-- BEGIN Data section --
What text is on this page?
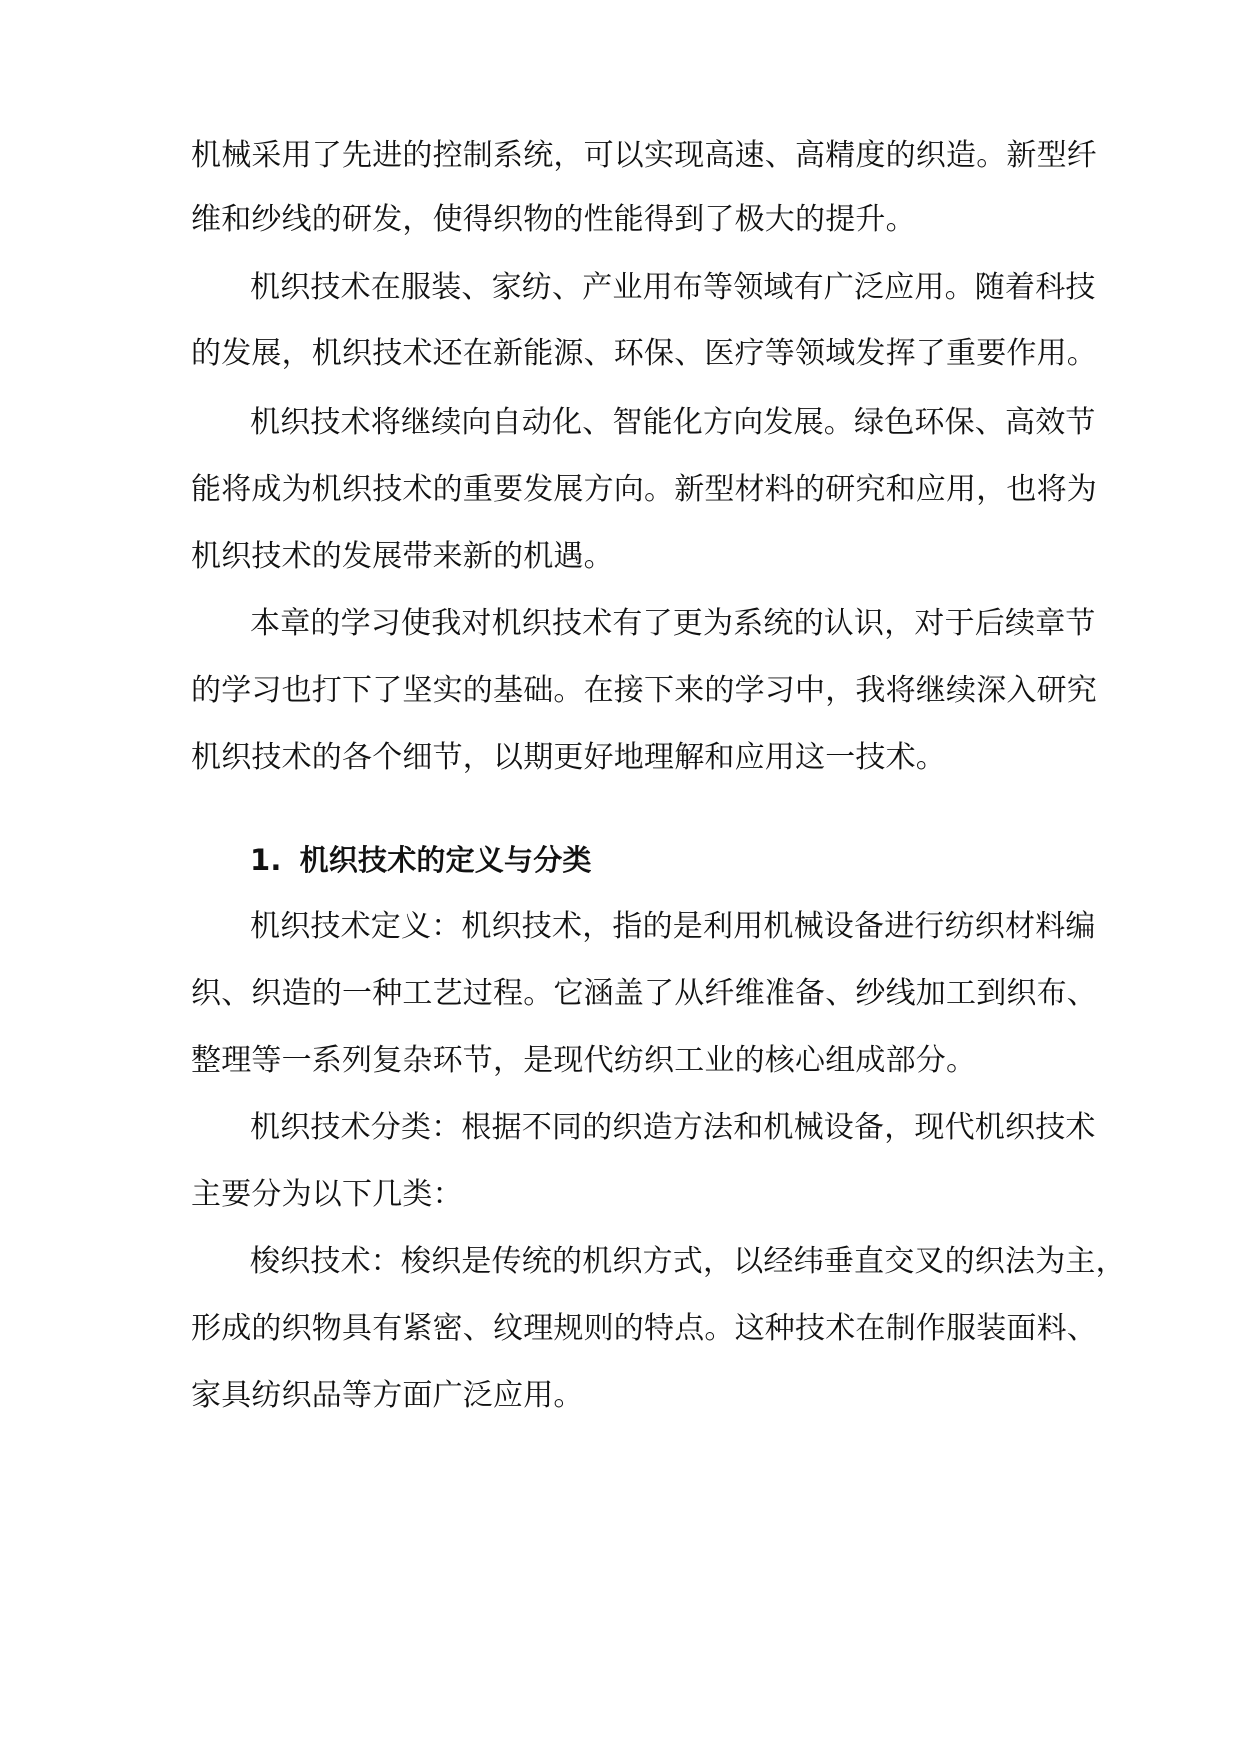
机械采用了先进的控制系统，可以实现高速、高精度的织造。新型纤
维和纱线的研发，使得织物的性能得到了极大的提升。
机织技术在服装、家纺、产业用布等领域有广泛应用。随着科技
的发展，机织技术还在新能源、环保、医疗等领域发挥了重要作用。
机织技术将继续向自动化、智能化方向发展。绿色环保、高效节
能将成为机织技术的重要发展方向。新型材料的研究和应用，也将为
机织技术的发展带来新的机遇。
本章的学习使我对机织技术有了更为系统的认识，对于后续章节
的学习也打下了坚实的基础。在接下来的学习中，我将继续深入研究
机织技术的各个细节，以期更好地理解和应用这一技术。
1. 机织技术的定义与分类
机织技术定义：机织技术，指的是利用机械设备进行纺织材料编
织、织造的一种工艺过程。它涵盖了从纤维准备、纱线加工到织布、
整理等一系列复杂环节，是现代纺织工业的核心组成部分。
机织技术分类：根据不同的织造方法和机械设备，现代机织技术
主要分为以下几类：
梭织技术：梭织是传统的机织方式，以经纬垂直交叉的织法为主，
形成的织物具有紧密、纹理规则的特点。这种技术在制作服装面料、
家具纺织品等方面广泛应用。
-- END Data section --
-- BEGIN Data section --
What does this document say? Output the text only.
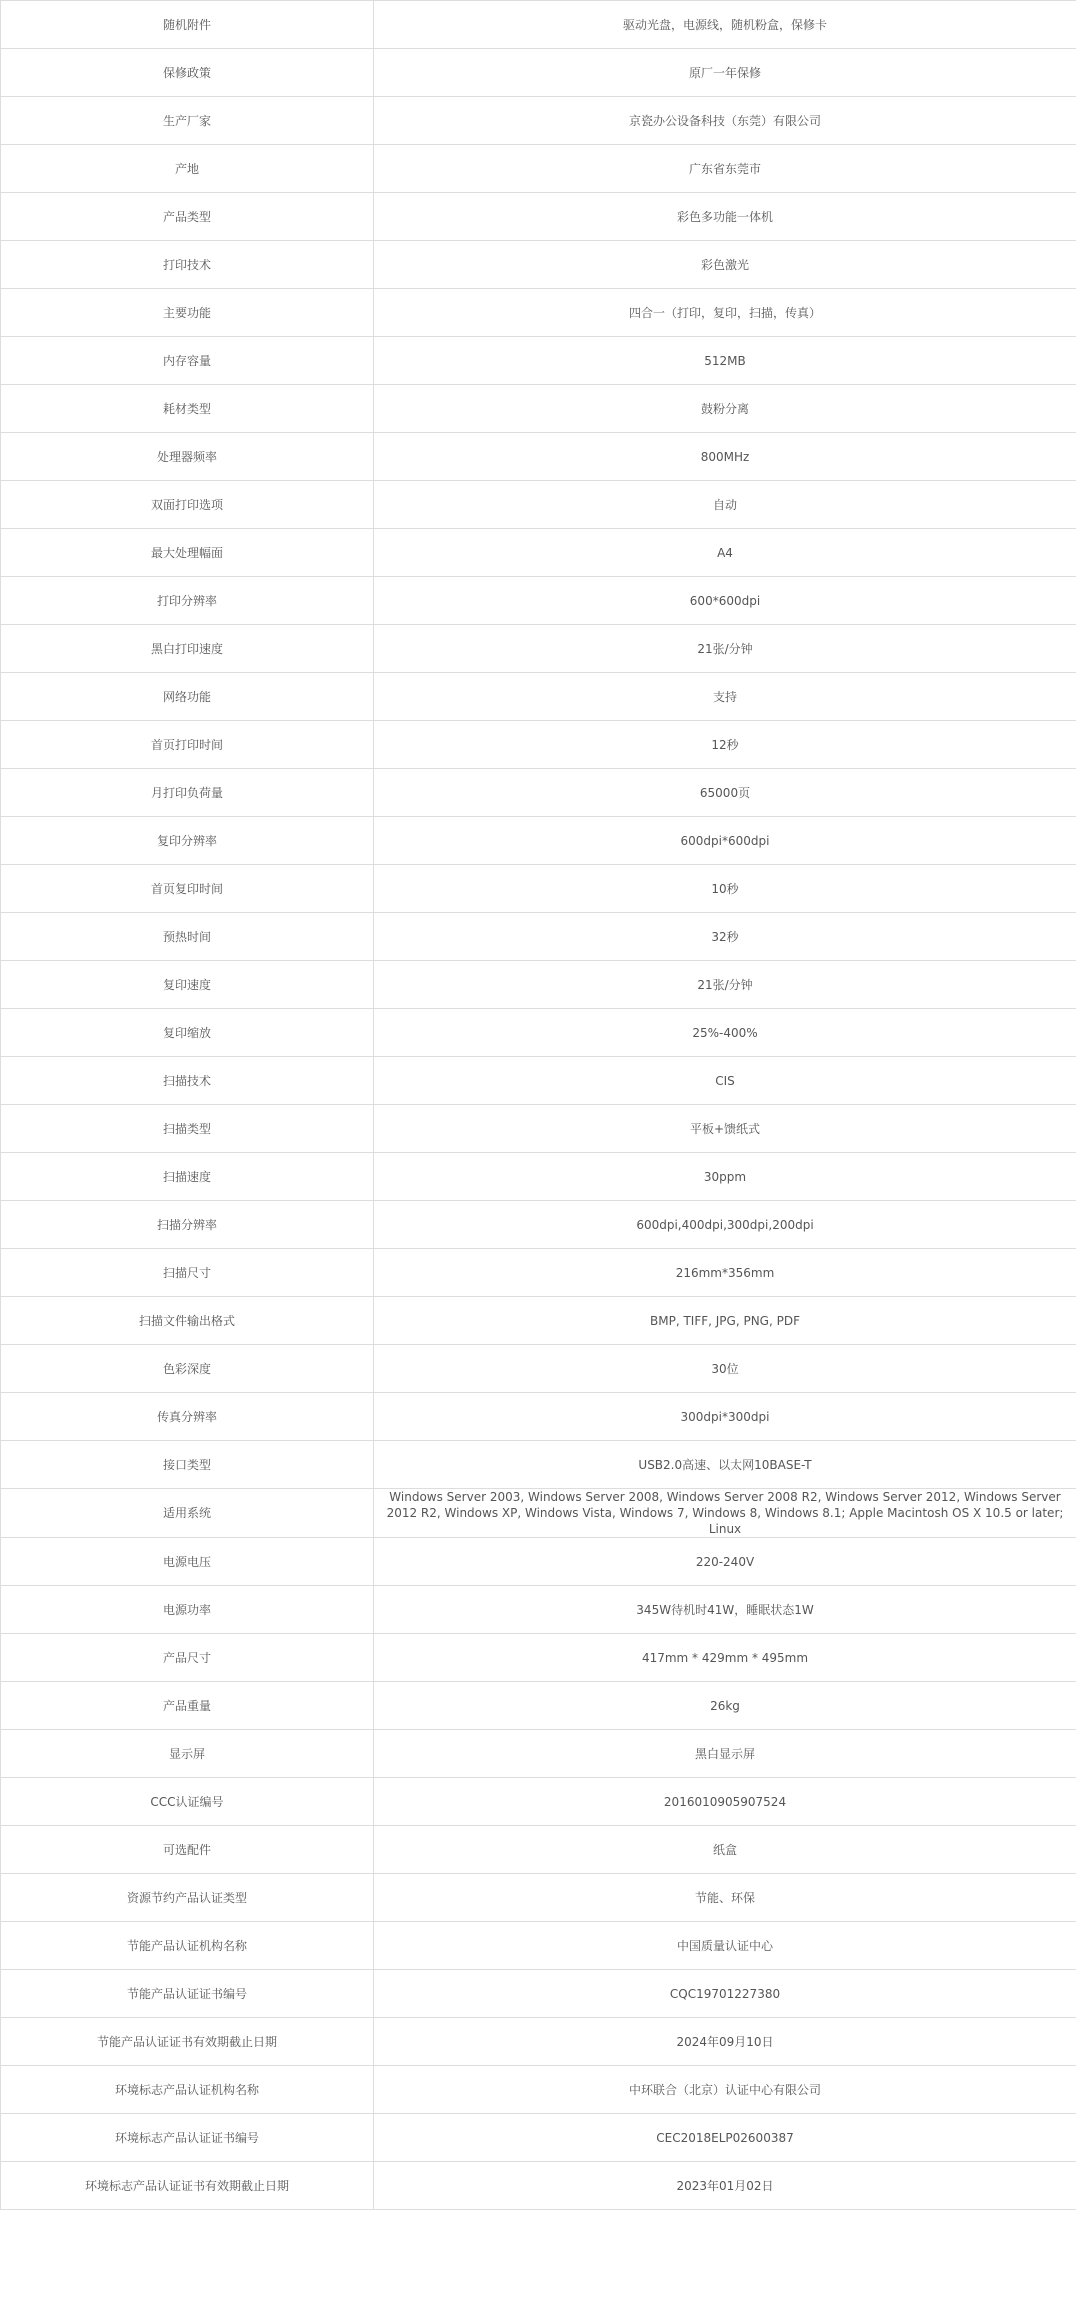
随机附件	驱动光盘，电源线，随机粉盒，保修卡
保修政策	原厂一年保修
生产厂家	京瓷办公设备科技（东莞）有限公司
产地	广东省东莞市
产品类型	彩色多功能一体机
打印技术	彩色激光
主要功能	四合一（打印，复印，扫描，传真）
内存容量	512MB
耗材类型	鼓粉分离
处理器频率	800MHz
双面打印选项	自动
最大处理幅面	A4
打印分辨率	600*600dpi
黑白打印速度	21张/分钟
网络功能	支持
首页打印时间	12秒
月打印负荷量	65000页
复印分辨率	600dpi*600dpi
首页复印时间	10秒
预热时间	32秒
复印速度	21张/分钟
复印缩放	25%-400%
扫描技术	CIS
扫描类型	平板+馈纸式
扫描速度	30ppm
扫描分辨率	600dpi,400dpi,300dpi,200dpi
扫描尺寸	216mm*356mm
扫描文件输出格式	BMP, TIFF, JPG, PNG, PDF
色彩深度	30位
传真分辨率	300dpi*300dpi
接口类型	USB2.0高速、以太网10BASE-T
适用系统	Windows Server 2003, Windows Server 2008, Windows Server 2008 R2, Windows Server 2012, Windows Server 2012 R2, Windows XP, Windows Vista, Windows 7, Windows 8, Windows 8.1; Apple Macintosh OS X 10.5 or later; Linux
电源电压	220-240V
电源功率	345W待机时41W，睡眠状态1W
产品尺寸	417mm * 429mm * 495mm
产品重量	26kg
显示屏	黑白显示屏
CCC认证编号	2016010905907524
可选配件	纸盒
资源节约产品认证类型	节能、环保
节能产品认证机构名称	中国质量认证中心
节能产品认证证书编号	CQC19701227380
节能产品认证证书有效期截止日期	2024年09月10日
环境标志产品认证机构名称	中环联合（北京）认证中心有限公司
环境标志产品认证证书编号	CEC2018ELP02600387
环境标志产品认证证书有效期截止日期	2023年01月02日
-- END Data section --
» Exercise prompt
State how many lines in the records above contain the word "this", and give only that number.

» In response
2